Given request -
The data below is to be returned in full and exactly.

Information supplied -

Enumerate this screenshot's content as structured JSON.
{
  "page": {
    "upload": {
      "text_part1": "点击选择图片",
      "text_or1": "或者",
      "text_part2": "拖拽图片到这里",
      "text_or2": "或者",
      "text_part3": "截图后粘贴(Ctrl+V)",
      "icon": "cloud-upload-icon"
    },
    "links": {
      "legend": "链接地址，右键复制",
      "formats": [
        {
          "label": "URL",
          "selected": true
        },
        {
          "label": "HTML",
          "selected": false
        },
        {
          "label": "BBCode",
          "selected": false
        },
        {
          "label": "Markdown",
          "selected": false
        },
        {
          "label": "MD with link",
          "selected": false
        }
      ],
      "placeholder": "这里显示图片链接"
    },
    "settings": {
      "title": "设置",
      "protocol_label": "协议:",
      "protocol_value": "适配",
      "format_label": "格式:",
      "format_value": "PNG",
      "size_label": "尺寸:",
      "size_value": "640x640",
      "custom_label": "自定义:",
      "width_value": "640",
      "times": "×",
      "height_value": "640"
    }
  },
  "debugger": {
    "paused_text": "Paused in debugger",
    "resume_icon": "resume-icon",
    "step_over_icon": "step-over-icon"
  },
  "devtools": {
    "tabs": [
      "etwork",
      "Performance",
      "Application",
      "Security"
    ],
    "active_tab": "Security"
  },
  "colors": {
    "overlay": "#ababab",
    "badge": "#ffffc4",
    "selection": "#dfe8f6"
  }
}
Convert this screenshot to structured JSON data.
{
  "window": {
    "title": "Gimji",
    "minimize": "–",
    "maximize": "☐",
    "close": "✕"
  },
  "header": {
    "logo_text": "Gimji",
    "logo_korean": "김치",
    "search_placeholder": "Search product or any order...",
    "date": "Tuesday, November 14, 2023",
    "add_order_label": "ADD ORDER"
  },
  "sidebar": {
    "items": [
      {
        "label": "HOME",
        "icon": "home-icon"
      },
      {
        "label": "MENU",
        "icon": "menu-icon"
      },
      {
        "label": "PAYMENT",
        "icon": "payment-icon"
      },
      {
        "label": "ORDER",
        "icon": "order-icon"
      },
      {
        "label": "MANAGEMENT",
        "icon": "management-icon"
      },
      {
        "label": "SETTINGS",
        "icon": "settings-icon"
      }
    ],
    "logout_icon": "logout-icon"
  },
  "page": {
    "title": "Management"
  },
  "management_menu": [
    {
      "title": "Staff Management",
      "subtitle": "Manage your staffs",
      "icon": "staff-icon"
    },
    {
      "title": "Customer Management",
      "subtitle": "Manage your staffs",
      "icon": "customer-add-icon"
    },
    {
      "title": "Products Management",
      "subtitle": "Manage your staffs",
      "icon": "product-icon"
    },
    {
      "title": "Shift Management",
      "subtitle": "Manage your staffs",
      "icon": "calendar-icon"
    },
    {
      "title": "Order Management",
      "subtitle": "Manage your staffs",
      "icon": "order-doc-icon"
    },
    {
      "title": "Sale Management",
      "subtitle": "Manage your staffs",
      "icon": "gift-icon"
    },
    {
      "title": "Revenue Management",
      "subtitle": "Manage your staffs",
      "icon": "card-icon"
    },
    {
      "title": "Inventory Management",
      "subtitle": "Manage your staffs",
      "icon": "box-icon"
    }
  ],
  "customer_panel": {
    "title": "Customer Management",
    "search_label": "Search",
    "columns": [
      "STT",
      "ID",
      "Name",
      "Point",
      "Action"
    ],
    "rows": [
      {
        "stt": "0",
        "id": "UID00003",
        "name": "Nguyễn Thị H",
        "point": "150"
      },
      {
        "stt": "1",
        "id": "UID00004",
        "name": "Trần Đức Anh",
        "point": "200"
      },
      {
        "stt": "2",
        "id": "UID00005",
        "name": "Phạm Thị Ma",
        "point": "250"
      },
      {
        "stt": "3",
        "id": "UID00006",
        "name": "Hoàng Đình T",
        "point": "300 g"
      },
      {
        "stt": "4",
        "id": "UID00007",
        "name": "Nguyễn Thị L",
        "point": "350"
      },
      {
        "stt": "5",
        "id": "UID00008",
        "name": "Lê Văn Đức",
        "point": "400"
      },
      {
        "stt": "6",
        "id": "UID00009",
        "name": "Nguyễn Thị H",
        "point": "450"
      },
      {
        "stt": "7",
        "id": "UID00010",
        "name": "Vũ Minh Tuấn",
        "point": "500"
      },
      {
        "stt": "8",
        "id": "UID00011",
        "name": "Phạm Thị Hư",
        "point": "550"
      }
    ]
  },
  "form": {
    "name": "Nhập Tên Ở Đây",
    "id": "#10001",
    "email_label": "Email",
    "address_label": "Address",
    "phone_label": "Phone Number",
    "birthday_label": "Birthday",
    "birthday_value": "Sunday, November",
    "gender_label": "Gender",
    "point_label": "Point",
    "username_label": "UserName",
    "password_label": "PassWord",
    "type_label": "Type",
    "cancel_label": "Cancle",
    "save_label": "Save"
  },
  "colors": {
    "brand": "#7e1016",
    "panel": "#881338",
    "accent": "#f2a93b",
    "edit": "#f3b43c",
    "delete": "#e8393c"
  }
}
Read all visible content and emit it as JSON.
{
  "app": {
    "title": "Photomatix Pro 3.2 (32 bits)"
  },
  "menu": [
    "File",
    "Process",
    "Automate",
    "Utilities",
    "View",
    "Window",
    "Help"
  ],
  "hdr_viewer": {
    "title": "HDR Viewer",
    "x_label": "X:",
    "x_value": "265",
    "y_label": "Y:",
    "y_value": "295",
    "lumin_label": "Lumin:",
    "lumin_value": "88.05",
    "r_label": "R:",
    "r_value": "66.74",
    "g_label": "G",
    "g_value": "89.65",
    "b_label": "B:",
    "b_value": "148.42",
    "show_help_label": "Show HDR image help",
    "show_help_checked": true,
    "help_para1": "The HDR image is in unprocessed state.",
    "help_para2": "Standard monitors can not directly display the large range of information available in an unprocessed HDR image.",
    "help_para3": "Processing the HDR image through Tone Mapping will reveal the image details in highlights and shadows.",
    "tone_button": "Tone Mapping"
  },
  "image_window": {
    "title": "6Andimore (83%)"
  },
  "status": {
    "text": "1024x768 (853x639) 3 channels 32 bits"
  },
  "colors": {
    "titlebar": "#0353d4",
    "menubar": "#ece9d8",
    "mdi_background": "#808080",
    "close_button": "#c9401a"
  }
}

Response to this exercise -
Enumerate this screenshot's content as structured JSON.
{
  "page": {
    "upload": {
      "text_part1": "点击选择图片",
      "text_or1": "或者",
      "text_part2": "拖拽图片到这里",
      "text_or2": "或者",
      "text_part3": "截图后粘贴(Ctrl+V)",
      "icon": "cloud-upload-icon"
    },
    "links": {
      "legend": "链接地址，右键复制",
      "formats": [
        {
          "label": "URL",
          "selected": true
        },
        {
          "label": "HTML",
          "selected": false
        },
        {
          "label": "BBCode",
          "selected": false
        },
        {
          "label": "Markdown",
          "selected": false
        },
        {
          "label": "MD with link",
          "selected": false
        }
      ],
      "placeholder": "这里显示图片链接"
    },
    "settings": {
      "title": "设置",
      "protocol_label": "协议:",
      "protocol_value": "适配",
      "format_label": "格式:",
      "format_value": "PNG",
      "size_label": "尺寸:",
      "size_value": "640x640",
      "custom_label": "自定义:",
      "width_value": "640",
      "times": "×",
      "height_value": "640"
    }
  },
  "debugger": {
    "paused_text": "Paused in debugger",
    "resume_icon": "resume-icon",
    "step_over_icon": "step-over-icon"
  },
  "devtools": {
    "tabs": [
      "etwork",
      "Performance",
      "Application",
      "Security"
    ],
    "active_tab": "Security"
  },
  "colors": {
    "overlay": "#ababab",
    "badge": "#ffffc4",
    "selection": "#dfe8f6"
  }
}
Convert this screenshot to structured JSON data.
{
  "window": {
    "title": "Gimji",
    "minimize": "–",
    "maximize": "☐",
    "close": "✕"
  },
  "header": {
    "logo_text": "Gimji",
    "logo_korean": "김치",
    "search_placeholder": "Search product or any order...",
    "date": "Tuesday, November 14, 2023",
    "add_order_label": "ADD ORDER"
  },
  "sidebar": {
    "items": [
      {
        "label": "HOME",
        "icon": "home-icon"
      },
      {
        "label": "MENU",
        "icon": "menu-icon"
      },
      {
        "label": "PAYMENT",
        "icon": "payment-icon"
      },
      {
        "label": "ORDER",
        "icon": "order-icon"
      },
      {
        "label": "MANAGEMENT",
        "icon": "management-icon"
      },
      {
        "label": "SETTINGS",
        "icon": "settings-icon"
      }
    ],
    "logout_icon": "logout-icon"
  },
  "page": {
    "title": "Management"
  },
  "management_menu": [
    {
      "title": "Staff Management",
      "subtitle": "Manage your staffs",
      "icon": "staff-icon"
    },
    {
      "title": "Customer Management",
      "subtitle": "Manage your staffs",
      "icon": "customer-add-icon"
    },
    {
      "title": "Products Management",
      "subtitle": "Manage your staffs",
      "icon": "product-icon"
    },
    {
      "title": "Shift Management",
      "subtitle": "Manage your staffs",
      "icon": "calendar-icon"
    },
    {
      "title": "Order Management",
      "subtitle": "Manage your staffs",
      "icon": "order-doc-icon"
    },
    {
      "title": "Sale Management",
      "subtitle": "Manage your staffs",
      "icon": "gift-icon"
    },
    {
      "title": "Revenue Management",
      "subtitle": "Manage your staffs",
      "icon": "card-icon"
    },
    {
      "title": "Inventory Management",
      "subtitle": "Manage your staffs",
      "icon": "box-icon"
    }
  ],
  "customer_panel": {
    "title": "Customer Management",
    "search_label": "Search",
    "columns": [
      "STT",
      "ID",
      "Name",
      "Point",
      "Action"
    ],
    "rows": [
      {
        "stt": "0",
        "id": "UID00003",
        "name": "Nguyễn Thị H",
        "point": "150"
      },
      {
        "stt": "1",
        "id": "UID00004",
        "name": "Trần Đức Anh",
        "point": "200"
      },
      {
        "stt": "2",
        "id": "UID00005",
        "name": "Phạm Thị Ma",
        "point": "250"
      },
      {
        "stt": "3",
        "id": "UID00006",
        "name": "Hoàng Đình T",
        "point": "300 g"
      },
      {
        "stt": "4",
        "id": "UID00007",
        "name": "Nguyễn Thị L",
        "point": "350"
      },
      {
        "stt": "5",
        "id": "UID00008",
        "name": "Lê Văn Đức",
        "point": "400"
      },
      {
        "stt": "6",
        "id": "UID00009",
        "name": "Nguyễn Thị H",
        "point": "450"
      },
      {
        "stt": "7",
        "id": "UID00010",
        "name": "Vũ Minh Tuấn",
        "point": "500"
      },
      {
        "stt": "8",
        "id": "UID00011",
        "name": "Phạm Thị Hư",
        "point": "550"
      }
    ]
  },
  "form": {
    "name": "Nhập Tên Ở Đây",
    "id": "#10001",
    "email_label": "Email",
    "address_label": "Address",
    "phone_label": "Phone Number",
    "birthday_label": "Birthday",
    "birthday_value": "Sunday, November",
    "gender_label": "Gender",
    "point_label": "Point",
    "username_label": "UserName",
    "password_label": "PassWord",
    "type_label": "Type",
    "cancel_label": "Cancle",
    "save_label": "Save"
  },
  "colors": {
    "brand": "#7e1016",
    "panel": "#881338",
    "accent": "#f2a93b",
    "edit": "#f3b43c",
    "delete": "#e8393c"
  }
}
Read all visible content and emit it as JSON.
{
  "app": {
    "title": "Photomatix Pro 3.2 (32 bits)"
  },
  "menu": [
    "File",
    "Process",
    "Automate",
    "Utilities",
    "View",
    "Window",
    "Help"
  ],
  "hdr_viewer": {
    "title": "HDR Viewer",
    "x_label": "X:",
    "x_value": "265",
    "y_label": "Y:",
    "y_value": "295",
    "lumin_label": "Lumin:",
    "lumin_value": "88.05",
    "r_label": "R:",
    "r_value": "66.74",
    "g_label": "G",
    "g_value": "89.65",
    "b_label": "B:",
    "b_value": "148.42",
    "show_help_label": "Show HDR image help",
    "show_help_checked": true,
    "help_para1": "The HDR image is in unprocessed state.",
    "help_para2": "Standard monitors can not directly display the large range of information available in an unprocessed HDR image.",
    "help_para3": "Processing the HDR image through Tone Mapping will reveal the image details in highlights and shadows.",
    "tone_button": "Tone Mapping"
  },
  "image_window": {
    "title": "6Andimore (83%)"
  },
  "status": {
    "text": "1024x768 (853x639) 3 channels 32 bits"
  },
  "colors": {
    "titlebar": "#0353d4",
    "menubar": "#ece9d8",
    "mdi_background": "#808080",
    "close_button": "#c9401a"
  }
}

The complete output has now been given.